** START SUPPLIED RECORDS **

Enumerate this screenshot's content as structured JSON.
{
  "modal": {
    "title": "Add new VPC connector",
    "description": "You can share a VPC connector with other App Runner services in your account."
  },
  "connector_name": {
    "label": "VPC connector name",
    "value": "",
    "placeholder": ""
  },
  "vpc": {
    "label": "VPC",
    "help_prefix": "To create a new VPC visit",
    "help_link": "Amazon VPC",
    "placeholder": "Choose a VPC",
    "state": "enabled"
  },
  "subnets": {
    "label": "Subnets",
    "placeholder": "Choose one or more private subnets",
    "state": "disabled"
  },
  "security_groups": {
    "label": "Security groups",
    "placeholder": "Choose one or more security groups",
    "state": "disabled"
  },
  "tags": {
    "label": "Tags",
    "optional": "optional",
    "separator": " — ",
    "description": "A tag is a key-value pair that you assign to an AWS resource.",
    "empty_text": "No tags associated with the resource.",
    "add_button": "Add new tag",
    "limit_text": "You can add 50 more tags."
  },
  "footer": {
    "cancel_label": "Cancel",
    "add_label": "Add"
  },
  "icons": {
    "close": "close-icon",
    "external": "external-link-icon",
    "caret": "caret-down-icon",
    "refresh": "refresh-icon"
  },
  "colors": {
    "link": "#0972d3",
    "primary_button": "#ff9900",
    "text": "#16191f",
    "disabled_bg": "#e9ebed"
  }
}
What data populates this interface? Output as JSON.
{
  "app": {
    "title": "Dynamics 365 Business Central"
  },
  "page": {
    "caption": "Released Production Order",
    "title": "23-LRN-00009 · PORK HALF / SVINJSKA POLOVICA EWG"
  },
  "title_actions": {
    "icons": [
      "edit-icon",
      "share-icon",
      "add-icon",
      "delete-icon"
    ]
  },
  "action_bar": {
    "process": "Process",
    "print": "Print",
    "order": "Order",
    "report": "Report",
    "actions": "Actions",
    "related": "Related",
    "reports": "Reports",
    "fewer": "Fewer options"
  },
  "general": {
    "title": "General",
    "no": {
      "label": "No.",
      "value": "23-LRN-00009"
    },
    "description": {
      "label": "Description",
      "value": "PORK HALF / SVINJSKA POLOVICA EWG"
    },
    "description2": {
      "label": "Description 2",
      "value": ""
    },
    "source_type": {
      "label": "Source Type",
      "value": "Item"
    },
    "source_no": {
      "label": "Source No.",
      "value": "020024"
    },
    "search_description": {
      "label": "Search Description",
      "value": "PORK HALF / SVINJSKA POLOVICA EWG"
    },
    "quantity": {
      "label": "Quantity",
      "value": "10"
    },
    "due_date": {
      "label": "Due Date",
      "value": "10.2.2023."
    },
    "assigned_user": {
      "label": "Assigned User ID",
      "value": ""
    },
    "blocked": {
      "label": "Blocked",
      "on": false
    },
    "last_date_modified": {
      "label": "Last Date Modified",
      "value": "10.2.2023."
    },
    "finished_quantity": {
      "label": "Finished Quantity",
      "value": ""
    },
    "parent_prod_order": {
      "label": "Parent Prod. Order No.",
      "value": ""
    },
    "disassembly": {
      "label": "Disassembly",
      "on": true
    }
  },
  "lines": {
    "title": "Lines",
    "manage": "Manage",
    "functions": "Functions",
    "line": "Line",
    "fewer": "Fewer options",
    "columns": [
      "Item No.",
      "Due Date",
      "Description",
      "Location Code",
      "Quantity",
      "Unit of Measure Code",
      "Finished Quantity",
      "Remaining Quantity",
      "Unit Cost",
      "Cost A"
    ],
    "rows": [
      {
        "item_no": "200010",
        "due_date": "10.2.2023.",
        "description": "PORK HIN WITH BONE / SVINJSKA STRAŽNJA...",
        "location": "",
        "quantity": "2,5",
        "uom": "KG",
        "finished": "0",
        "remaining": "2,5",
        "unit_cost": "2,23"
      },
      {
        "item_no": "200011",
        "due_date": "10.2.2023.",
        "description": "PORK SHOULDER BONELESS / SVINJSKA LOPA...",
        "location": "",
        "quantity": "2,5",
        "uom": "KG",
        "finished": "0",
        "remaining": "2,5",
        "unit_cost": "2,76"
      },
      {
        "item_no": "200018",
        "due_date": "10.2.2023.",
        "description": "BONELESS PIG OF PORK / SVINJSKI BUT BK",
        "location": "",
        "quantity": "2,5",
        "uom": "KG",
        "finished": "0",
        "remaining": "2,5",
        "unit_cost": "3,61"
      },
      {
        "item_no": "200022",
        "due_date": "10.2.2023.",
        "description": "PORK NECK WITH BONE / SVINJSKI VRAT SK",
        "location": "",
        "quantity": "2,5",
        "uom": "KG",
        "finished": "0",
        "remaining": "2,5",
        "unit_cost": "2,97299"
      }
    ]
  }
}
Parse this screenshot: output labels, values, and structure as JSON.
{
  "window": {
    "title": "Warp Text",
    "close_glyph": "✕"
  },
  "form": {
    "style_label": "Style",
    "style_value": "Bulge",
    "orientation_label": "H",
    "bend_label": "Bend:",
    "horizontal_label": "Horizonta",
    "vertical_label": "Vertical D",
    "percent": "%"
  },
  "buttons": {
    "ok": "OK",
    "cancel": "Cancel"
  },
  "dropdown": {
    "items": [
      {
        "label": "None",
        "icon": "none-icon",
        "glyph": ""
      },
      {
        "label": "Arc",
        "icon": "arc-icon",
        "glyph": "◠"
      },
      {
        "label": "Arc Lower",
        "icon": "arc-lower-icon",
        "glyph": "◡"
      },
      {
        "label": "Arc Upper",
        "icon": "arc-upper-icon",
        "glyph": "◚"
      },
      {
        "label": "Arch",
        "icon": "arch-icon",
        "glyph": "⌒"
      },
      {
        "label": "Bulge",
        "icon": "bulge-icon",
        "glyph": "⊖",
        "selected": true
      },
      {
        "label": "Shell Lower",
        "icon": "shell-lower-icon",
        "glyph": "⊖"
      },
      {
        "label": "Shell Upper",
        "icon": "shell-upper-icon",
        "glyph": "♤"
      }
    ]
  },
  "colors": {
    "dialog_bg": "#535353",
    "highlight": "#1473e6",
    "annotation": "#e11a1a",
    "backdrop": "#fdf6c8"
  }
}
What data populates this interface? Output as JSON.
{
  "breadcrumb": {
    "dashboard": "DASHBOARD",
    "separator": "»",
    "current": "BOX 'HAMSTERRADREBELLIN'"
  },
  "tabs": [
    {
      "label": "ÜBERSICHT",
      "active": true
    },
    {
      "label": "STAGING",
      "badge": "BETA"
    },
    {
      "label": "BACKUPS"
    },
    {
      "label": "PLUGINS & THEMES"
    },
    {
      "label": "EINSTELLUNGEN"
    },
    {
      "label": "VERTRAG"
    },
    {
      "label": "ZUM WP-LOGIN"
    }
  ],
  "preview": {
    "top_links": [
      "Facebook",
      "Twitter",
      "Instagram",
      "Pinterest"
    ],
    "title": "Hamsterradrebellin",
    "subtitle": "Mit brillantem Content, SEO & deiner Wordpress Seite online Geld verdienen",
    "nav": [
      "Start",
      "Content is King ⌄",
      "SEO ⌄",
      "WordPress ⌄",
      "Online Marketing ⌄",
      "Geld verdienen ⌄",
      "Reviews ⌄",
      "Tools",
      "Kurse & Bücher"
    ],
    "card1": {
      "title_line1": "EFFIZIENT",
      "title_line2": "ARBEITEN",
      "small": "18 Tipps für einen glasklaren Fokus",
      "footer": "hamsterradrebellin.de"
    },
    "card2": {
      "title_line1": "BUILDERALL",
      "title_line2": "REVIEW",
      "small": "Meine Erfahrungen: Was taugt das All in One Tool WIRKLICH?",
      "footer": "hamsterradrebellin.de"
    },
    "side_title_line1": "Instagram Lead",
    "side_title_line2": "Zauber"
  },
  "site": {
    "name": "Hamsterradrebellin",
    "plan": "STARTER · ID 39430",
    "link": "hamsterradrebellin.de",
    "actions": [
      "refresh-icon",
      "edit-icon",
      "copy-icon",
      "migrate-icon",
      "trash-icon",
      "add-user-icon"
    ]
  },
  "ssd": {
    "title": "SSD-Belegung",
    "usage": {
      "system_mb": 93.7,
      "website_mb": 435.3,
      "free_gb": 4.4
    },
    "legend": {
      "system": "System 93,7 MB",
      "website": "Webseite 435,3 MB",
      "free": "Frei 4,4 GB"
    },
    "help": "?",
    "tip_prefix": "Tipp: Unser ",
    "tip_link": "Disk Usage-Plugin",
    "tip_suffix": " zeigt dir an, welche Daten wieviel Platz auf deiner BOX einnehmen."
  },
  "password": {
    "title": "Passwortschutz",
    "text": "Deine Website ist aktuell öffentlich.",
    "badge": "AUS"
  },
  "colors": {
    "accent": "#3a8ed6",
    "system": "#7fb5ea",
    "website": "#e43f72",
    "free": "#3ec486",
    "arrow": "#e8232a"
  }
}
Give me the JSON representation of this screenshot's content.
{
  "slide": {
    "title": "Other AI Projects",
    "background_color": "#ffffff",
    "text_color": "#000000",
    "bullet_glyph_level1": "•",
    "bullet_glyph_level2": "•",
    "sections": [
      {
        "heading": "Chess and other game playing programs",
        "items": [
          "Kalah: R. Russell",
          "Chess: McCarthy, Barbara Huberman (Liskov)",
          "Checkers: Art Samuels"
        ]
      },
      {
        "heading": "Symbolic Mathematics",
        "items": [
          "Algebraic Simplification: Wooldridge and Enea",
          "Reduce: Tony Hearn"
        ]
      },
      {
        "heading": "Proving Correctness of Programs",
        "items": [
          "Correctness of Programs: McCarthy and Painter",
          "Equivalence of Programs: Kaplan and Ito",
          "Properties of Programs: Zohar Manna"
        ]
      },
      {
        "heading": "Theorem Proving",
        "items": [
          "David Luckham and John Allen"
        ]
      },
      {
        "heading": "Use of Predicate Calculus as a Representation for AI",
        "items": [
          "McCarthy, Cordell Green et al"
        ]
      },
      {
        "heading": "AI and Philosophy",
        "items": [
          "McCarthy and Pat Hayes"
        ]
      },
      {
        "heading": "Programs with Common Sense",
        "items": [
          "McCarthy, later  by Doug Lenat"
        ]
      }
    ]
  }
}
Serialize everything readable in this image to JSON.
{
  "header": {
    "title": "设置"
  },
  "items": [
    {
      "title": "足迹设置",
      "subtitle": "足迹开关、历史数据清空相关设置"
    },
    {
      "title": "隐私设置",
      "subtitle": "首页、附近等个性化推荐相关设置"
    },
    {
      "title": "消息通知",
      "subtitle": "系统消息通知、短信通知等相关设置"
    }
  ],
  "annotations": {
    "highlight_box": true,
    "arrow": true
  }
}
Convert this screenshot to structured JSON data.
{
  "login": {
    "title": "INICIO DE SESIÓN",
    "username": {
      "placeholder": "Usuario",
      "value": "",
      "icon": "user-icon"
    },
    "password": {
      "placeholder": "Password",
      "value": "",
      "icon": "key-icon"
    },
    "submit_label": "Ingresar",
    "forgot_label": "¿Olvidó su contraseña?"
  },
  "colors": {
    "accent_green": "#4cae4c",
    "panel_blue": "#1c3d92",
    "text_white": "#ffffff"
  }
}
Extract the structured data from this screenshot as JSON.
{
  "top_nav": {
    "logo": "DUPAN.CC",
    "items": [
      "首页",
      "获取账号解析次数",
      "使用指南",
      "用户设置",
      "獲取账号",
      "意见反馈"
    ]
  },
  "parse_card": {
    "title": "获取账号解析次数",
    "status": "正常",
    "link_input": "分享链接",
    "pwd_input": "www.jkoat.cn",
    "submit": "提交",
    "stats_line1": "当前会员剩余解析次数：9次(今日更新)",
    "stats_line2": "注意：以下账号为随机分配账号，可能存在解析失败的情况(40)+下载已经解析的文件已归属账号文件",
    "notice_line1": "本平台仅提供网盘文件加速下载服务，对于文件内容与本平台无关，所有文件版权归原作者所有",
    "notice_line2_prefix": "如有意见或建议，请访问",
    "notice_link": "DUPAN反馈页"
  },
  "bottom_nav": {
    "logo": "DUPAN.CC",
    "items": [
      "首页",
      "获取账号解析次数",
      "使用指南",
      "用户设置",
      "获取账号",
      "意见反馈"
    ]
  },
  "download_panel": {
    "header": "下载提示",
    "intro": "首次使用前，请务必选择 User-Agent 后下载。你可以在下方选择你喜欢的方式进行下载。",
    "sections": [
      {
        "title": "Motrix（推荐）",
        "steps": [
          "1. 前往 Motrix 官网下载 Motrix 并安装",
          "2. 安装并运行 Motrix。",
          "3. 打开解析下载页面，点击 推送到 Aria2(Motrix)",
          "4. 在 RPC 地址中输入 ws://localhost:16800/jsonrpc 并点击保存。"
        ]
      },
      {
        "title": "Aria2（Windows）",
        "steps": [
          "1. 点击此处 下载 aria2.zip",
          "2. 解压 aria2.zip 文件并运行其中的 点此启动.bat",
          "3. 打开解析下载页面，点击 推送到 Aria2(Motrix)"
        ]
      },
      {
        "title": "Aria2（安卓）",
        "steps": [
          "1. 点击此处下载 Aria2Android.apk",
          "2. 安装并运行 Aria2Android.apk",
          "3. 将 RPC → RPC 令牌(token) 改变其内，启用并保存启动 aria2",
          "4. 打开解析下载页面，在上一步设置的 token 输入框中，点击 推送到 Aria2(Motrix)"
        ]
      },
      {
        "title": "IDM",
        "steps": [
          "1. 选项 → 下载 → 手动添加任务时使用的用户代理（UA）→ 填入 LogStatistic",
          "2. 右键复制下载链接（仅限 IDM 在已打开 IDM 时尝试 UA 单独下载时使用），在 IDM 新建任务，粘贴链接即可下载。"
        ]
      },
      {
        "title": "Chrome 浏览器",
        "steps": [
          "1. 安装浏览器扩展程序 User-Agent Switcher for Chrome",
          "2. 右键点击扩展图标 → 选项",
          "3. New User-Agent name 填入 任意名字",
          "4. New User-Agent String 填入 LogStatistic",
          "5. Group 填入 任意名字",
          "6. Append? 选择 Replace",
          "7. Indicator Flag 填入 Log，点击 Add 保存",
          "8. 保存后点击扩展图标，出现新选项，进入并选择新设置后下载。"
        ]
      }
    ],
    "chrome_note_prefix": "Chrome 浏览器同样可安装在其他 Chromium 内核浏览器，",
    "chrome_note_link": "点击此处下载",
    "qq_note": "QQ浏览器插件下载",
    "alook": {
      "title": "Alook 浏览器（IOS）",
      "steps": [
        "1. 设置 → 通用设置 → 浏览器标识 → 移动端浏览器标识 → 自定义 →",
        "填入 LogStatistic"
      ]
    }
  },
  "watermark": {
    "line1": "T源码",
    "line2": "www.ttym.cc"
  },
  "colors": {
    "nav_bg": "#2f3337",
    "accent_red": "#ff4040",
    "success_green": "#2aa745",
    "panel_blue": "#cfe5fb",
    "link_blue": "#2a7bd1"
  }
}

** END SUPPLIED RECORDS **

▶ WRITTEN TASK: Write the number of lines containing the word "options" and nothing besides it.

▶ CORRECT ANSWER: 2